=== WHAT IS NEEDED ===
Return only the lines starting at the line that contains "Output a JSON" and ending with the final line of the listing; include both endpoints.

————————

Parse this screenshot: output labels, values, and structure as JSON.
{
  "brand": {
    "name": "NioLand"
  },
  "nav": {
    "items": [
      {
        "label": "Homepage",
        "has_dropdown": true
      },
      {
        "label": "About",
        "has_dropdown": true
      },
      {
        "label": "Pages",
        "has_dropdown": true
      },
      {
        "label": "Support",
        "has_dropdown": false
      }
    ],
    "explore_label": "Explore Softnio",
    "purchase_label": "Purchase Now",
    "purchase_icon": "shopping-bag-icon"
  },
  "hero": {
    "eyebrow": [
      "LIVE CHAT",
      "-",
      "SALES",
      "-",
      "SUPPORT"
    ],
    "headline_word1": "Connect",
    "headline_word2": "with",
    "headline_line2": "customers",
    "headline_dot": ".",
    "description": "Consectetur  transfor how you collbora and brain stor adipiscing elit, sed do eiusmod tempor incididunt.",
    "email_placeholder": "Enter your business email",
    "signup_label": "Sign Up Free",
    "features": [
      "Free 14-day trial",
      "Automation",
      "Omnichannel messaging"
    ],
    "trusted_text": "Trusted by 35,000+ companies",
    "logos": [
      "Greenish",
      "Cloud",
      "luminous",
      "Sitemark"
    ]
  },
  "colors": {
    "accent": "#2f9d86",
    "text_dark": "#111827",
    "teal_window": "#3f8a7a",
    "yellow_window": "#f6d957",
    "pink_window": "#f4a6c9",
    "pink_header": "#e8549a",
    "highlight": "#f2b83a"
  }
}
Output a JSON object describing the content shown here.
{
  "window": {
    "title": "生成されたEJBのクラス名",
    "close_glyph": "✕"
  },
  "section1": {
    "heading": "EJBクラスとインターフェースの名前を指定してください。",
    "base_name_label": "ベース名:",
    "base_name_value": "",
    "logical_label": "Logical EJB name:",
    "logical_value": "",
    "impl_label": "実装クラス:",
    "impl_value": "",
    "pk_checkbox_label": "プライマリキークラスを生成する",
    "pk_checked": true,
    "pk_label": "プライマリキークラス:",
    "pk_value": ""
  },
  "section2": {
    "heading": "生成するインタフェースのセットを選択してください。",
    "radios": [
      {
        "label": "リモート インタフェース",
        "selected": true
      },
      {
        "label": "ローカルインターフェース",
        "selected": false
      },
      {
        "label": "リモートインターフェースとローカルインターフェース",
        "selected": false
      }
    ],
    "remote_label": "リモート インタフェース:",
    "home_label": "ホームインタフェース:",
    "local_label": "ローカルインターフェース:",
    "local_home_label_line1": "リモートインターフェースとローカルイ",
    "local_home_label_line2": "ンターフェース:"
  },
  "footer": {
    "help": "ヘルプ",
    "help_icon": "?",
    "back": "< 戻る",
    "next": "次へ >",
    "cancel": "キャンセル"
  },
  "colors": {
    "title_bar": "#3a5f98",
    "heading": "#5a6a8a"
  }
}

————————

=== EXERCISE RESPONSE ===
Output a JSON object describing the content shown here.
{
  "window": {
    "title": "生成されたEJBのクラス名",
    "close_glyph": "✕"
  },
  "section1": {
    "heading": "EJBクラスとインターフェースの名前を指定してください。",
    "base_name_label": "ベース名:",
    "base_name_value": "",
    "logical_label": "Logical EJB name:",
    "logical_value": "",
    "impl_label": "実装クラス:",
    "impl_value": "",
    "pk_checkbox_label": "プライマリキークラスを生成する",
    "pk_checked": true,
    "pk_label": "プライマリキークラス:",
    "pk_value": ""
  },
  "section2": {
    "heading": "生成するインタフェースのセットを選択してください。",
    "radios": [
      {
        "label": "リモート インタフェース",
        "selected": true
      },
      {
        "label": "ローカルインターフェース",
        "selected": false
      },
      {
        "label": "リモートインターフェースとローカルインターフェース",
        "selected": false
      }
    ],
    "remote_label": "リモート インタフェース:",
    "home_label": "ホームインタフェース:",
    "local_label": "ローカルインターフェース:",
    "local_home_label_line1": "リモートインターフェースとローカルイ",
    "local_home_label_line2": "ンターフェース:"
  },
  "footer": {
    "help": "ヘルプ",
    "help_icon": "?",
    "back": "< 戻る",
    "next": "次へ >",
    "cancel": "キャンセル"
  },
  "colors": {
    "title_bar": "#3a5f98",
    "heading": "#5a6a8a"
  }
}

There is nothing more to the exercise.